Task brief
Go through the data and copy every line exactly, but not the images.

Start of The data

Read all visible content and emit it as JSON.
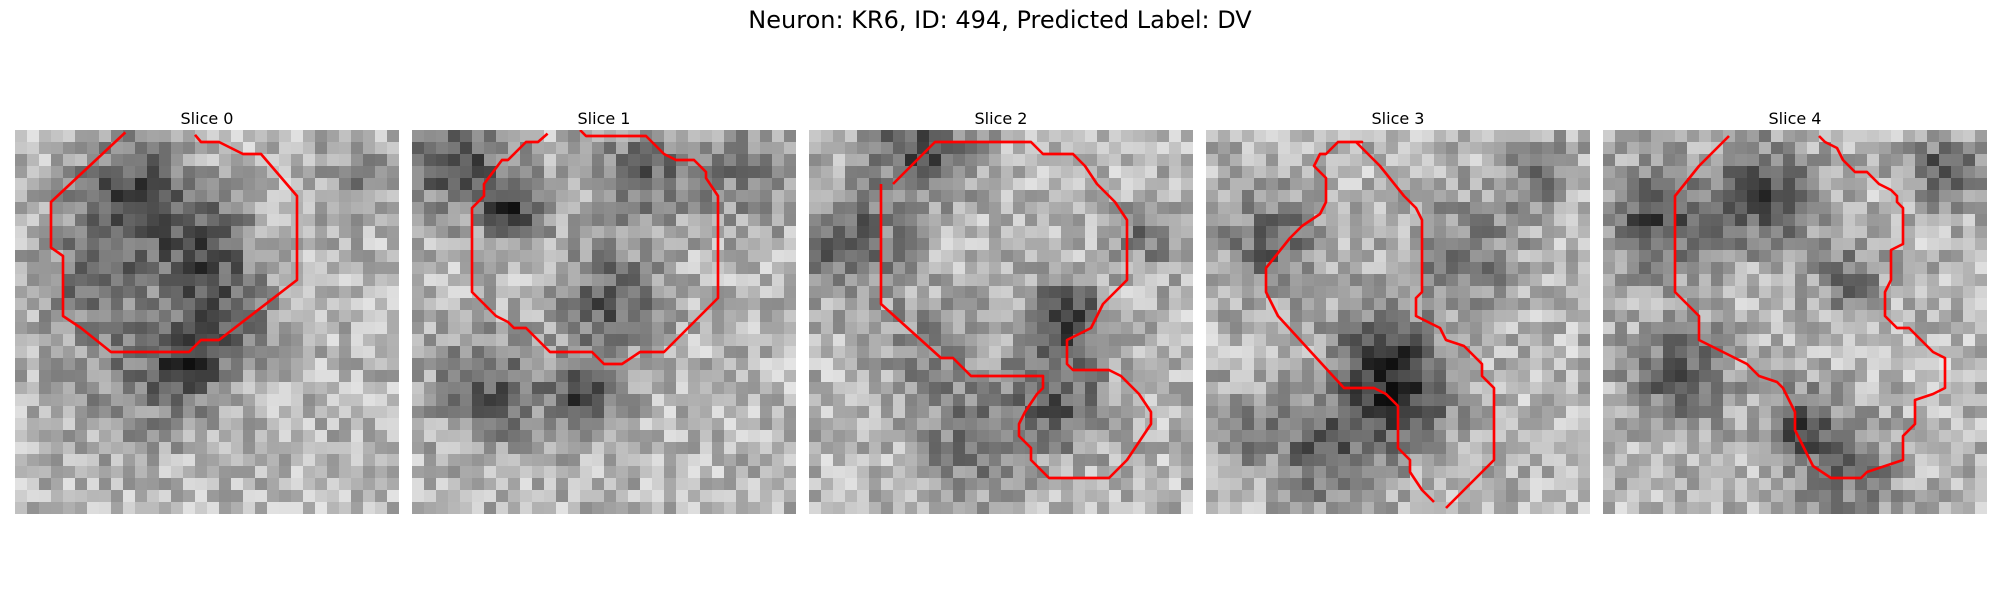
{
  "figure": {
    "title": "Neuron: KR6, ID: 494, Predicted Label: DV"
  },
  "colors": {
    "contour": "#ff0000",
    "colormap": "grayscale"
  },
  "panels": [
    {
      "title": "Slice 0"
    },
    {
      "title": "Slice 1"
    },
    {
      "title": "Slice 2"
    },
    {
      "title": "Slice 3"
    },
    {
      "title": "Slice 4"
    }
  ]
}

End of The data

Written response
Read all visible content and emit it as JSON.
{
  "figure": {
    "title": "Neuron: KR6, ID: 494, Predicted Label: DV"
  },
  "colors": {
    "contour": "#ff0000",
    "colormap": "grayscale"
  },
  "panels": [
    {
      "title": "Slice 0"
    },
    {
      "title": "Slice 1"
    },
    {
      "title": "Slice 2"
    },
    {
      "title": "Slice 3"
    },
    {
      "title": "Slice 4"
    }
  ]
}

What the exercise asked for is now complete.